Records for the exercise:

|---|

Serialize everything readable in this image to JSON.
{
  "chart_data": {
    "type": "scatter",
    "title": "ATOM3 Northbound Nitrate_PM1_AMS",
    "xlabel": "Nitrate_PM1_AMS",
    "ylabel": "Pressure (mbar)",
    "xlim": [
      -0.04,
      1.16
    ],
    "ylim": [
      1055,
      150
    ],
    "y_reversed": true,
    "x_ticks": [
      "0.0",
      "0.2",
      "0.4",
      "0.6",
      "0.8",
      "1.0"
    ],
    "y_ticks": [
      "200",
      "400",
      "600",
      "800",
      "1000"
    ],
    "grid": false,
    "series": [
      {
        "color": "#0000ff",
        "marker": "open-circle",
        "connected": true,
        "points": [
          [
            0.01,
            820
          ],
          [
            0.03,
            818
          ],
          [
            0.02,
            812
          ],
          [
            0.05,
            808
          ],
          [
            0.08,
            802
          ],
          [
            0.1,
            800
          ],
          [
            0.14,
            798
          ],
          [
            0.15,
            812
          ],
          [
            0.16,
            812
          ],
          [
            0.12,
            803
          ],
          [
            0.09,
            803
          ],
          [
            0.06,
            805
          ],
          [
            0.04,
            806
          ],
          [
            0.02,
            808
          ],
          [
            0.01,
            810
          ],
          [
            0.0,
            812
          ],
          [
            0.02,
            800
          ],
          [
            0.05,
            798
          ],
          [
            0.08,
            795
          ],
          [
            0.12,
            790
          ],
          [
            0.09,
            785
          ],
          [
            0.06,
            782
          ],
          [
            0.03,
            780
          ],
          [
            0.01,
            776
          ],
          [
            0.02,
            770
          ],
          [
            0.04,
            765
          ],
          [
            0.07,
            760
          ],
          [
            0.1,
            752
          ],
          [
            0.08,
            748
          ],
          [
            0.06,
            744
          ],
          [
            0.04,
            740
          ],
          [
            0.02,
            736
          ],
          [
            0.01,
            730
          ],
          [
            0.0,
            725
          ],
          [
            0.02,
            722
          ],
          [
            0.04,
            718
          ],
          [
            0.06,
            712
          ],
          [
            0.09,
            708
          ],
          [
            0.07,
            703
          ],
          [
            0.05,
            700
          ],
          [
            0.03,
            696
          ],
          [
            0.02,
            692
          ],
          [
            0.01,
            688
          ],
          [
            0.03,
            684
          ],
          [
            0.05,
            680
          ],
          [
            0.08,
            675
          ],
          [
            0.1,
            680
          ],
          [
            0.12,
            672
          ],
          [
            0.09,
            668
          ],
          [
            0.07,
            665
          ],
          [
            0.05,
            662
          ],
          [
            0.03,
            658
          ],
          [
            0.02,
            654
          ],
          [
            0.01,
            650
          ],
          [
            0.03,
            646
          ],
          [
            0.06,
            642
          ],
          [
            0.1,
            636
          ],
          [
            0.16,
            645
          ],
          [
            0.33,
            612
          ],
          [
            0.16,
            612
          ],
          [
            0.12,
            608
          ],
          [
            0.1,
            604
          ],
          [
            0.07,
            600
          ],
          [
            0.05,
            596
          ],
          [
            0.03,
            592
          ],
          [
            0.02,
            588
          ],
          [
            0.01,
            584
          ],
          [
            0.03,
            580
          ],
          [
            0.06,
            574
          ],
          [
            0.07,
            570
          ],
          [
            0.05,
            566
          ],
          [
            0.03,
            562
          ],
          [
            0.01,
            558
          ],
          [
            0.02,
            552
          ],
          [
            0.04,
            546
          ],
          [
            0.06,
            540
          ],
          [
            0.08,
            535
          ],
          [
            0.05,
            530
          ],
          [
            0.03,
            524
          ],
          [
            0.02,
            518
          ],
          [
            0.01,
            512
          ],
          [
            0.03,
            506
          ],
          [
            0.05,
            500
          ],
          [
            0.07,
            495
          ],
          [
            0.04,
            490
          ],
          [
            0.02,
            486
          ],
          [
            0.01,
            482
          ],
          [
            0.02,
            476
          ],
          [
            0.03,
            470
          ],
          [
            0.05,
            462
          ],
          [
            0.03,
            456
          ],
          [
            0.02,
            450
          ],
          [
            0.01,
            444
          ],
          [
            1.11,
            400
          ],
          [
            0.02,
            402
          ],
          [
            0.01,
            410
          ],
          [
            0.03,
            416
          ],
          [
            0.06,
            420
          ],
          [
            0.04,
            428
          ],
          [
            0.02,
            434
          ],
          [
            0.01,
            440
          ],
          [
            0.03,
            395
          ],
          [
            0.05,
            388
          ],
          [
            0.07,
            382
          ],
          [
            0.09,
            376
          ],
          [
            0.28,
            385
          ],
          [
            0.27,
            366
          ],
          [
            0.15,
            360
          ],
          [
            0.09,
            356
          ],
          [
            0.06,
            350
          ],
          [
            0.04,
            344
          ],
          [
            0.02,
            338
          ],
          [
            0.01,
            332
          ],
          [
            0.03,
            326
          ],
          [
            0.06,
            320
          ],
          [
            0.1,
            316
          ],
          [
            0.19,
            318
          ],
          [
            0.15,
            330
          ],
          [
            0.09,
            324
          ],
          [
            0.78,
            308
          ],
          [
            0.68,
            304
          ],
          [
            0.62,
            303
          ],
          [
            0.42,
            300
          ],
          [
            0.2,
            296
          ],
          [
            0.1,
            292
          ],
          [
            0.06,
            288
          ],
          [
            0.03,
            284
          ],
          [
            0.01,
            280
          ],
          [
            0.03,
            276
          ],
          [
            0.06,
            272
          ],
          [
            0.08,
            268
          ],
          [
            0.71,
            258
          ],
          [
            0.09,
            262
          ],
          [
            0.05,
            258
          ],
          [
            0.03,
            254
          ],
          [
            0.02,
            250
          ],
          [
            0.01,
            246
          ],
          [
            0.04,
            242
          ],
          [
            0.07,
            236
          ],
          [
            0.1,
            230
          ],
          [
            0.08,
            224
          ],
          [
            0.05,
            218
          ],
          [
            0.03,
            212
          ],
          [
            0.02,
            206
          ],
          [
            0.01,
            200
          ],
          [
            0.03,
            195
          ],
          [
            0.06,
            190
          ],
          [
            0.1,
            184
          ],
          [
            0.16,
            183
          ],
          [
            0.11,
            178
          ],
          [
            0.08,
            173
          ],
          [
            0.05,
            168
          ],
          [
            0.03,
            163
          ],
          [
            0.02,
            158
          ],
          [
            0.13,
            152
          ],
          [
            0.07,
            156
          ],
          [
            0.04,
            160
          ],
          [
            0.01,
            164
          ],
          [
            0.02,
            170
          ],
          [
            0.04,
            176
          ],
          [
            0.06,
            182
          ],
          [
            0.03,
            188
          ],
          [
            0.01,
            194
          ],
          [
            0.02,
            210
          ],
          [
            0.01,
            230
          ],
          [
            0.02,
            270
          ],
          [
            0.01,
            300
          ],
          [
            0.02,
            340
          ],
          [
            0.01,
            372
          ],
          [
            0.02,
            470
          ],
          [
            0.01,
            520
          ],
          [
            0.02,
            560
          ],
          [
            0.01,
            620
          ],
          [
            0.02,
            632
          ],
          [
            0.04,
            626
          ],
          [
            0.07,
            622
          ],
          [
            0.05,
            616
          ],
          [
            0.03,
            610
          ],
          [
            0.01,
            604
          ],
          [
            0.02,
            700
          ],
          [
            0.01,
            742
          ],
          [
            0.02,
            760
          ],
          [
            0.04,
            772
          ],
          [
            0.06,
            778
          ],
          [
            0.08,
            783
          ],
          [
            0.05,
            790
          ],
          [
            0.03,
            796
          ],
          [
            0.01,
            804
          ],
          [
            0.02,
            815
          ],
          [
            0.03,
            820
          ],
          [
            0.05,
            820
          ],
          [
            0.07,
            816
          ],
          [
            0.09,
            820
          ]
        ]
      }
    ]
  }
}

|---|

Goal:
Each record above should be output again exactly.

Solution below:
Serialize everything readable in this image to JSON.
{
  "chart_data": {
    "type": "scatter",
    "title": "ATOM3 Northbound Nitrate_PM1_AMS",
    "xlabel": "Nitrate_PM1_AMS",
    "ylabel": "Pressure (mbar)",
    "xlim": [
      -0.04,
      1.16
    ],
    "ylim": [
      1055,
      150
    ],
    "y_reversed": true,
    "x_ticks": [
      "0.0",
      "0.2",
      "0.4",
      "0.6",
      "0.8",
      "1.0"
    ],
    "y_ticks": [
      "200",
      "400",
      "600",
      "800",
      "1000"
    ],
    "grid": false,
    "series": [
      {
        "color": "#0000ff",
        "marker": "open-circle",
        "connected": true,
        "points": [
          [
            0.01,
            820
          ],
          [
            0.03,
            818
          ],
          [
            0.02,
            812
          ],
          [
            0.05,
            808
          ],
          [
            0.08,
            802
          ],
          [
            0.1,
            800
          ],
          [
            0.14,
            798
          ],
          [
            0.15,
            812
          ],
          [
            0.16,
            812
          ],
          [
            0.12,
            803
          ],
          [
            0.09,
            803
          ],
          [
            0.06,
            805
          ],
          [
            0.04,
            806
          ],
          [
            0.02,
            808
          ],
          [
            0.01,
            810
          ],
          [
            0.0,
            812
          ],
          [
            0.02,
            800
          ],
          [
            0.05,
            798
          ],
          [
            0.08,
            795
          ],
          [
            0.12,
            790
          ],
          [
            0.09,
            785
          ],
          [
            0.06,
            782
          ],
          [
            0.03,
            780
          ],
          [
            0.01,
            776
          ],
          [
            0.02,
            770
          ],
          [
            0.04,
            765
          ],
          [
            0.07,
            760
          ],
          [
            0.1,
            752
          ],
          [
            0.08,
            748
          ],
          [
            0.06,
            744
          ],
          [
            0.04,
            740
          ],
          [
            0.02,
            736
          ],
          [
            0.01,
            730
          ],
          [
            0.0,
            725
          ],
          [
            0.02,
            722
          ],
          [
            0.04,
            718
          ],
          [
            0.06,
            712
          ],
          [
            0.09,
            708
          ],
          [
            0.07,
            703
          ],
          [
            0.05,
            700
          ],
          [
            0.03,
            696
          ],
          [
            0.02,
            692
          ],
          [
            0.01,
            688
          ],
          [
            0.03,
            684
          ],
          [
            0.05,
            680
          ],
          [
            0.08,
            675
          ],
          [
            0.1,
            680
          ],
          [
            0.12,
            672
          ],
          [
            0.09,
            668
          ],
          [
            0.07,
            665
          ],
          [
            0.05,
            662
          ],
          [
            0.03,
            658
          ],
          [
            0.02,
            654
          ],
          [
            0.01,
            650
          ],
          [
            0.03,
            646
          ],
          [
            0.06,
            642
          ],
          [
            0.1,
            636
          ],
          [
            0.16,
            645
          ],
          [
            0.33,
            612
          ],
          [
            0.16,
            612
          ],
          [
            0.12,
            608
          ],
          [
            0.1,
            604
          ],
          [
            0.07,
            600
          ],
          [
            0.05,
            596
          ],
          [
            0.03,
            592
          ],
          [
            0.02,
            588
          ],
          [
            0.01,
            584
          ],
          [
            0.03,
            580
          ],
          [
            0.06,
            574
          ],
          [
            0.07,
            570
          ],
          [
            0.05,
            566
          ],
          [
            0.03,
            562
          ],
          [
            0.01,
            558
          ],
          [
            0.02,
            552
          ],
          [
            0.04,
            546
          ],
          [
            0.06,
            540
          ],
          [
            0.08,
            535
          ],
          [
            0.05,
            530
          ],
          [
            0.03,
            524
          ],
          [
            0.02,
            518
          ],
          [
            0.01,
            512
          ],
          [
            0.03,
            506
          ],
          [
            0.05,
            500
          ],
          [
            0.07,
            495
          ],
          [
            0.04,
            490
          ],
          [
            0.02,
            486
          ],
          [
            0.01,
            482
          ],
          [
            0.02,
            476
          ],
          [
            0.03,
            470
          ],
          [
            0.05,
            462
          ],
          [
            0.03,
            456
          ],
          [
            0.02,
            450
          ],
          [
            0.01,
            444
          ],
          [
            1.11,
            400
          ],
          [
            0.02,
            402
          ],
          [
            0.01,
            410
          ],
          [
            0.03,
            416
          ],
          [
            0.06,
            420
          ],
          [
            0.04,
            428
          ],
          [
            0.02,
            434
          ],
          [
            0.01,
            440
          ],
          [
            0.03,
            395
          ],
          [
            0.05,
            388
          ],
          [
            0.07,
            382
          ],
          [
            0.09,
            376
          ],
          [
            0.28,
            385
          ],
          [
            0.27,
            366
          ],
          [
            0.15,
            360
          ],
          [
            0.09,
            356
          ],
          [
            0.06,
            350
          ],
          [
            0.04,
            344
          ],
          [
            0.02,
            338
          ],
          [
            0.01,
            332
          ],
          [
            0.03,
            326
          ],
          [
            0.06,
            320
          ],
          [
            0.1,
            316
          ],
          [
            0.19,
            318
          ],
          [
            0.15,
            330
          ],
          [
            0.09,
            324
          ],
          [
            0.78,
            308
          ],
          [
            0.68,
            304
          ],
          [
            0.62,
            303
          ],
          [
            0.42,
            300
          ],
          [
            0.2,
            296
          ],
          [
            0.1,
            292
          ],
          [
            0.06,
            288
          ],
          [
            0.03,
            284
          ],
          [
            0.01,
            280
          ],
          [
            0.03,
            276
          ],
          [
            0.06,
            272
          ],
          [
            0.08,
            268
          ],
          [
            0.71,
            258
          ],
          [
            0.09,
            262
          ],
          [
            0.05,
            258
          ],
          [
            0.03,
            254
          ],
          [
            0.02,
            250
          ],
          [
            0.01,
            246
          ],
          [
            0.04,
            242
          ],
          [
            0.07,
            236
          ],
          [
            0.1,
            230
          ],
          [
            0.08,
            224
          ],
          [
            0.05,
            218
          ],
          [
            0.03,
            212
          ],
          [
            0.02,
            206
          ],
          [
            0.01,
            200
          ],
          [
            0.03,
            195
          ],
          [
            0.06,
            190
          ],
          [
            0.1,
            184
          ],
          [
            0.16,
            183
          ],
          [
            0.11,
            178
          ],
          [
            0.08,
            173
          ],
          [
            0.05,
            168
          ],
          [
            0.03,
            163
          ],
          [
            0.02,
            158
          ],
          [
            0.13,
            152
          ],
          [
            0.07,
            156
          ],
          [
            0.04,
            160
          ],
          [
            0.01,
            164
          ],
          [
            0.02,
            170
          ],
          [
            0.04,
            176
          ],
          [
            0.06,
            182
          ],
          [
            0.03,
            188
          ],
          [
            0.01,
            194
          ],
          [
            0.02,
            210
          ],
          [
            0.01,
            230
          ],
          [
            0.02,
            270
          ],
          [
            0.01,
            300
          ],
          [
            0.02,
            340
          ],
          [
            0.01,
            372
          ],
          [
            0.02,
            470
          ],
          [
            0.01,
            520
          ],
          [
            0.02,
            560
          ],
          [
            0.01,
            620
          ],
          [
            0.02,
            632
          ],
          [
            0.04,
            626
          ],
          [
            0.07,
            622
          ],
          [
            0.05,
            616
          ],
          [
            0.03,
            610
          ],
          [
            0.01,
            604
          ],
          [
            0.02,
            700
          ],
          [
            0.01,
            742
          ],
          [
            0.02,
            760
          ],
          [
            0.04,
            772
          ],
          [
            0.06,
            778
          ],
          [
            0.08,
            783
          ],
          [
            0.05,
            790
          ],
          [
            0.03,
            796
          ],
          [
            0.01,
            804
          ],
          [
            0.02,
            815
          ],
          [
            0.03,
            820
          ],
          [
            0.05,
            820
          ],
          [
            0.07,
            816
          ],
          [
            0.09,
            820
          ]
        ]
      }
    ]
  }
}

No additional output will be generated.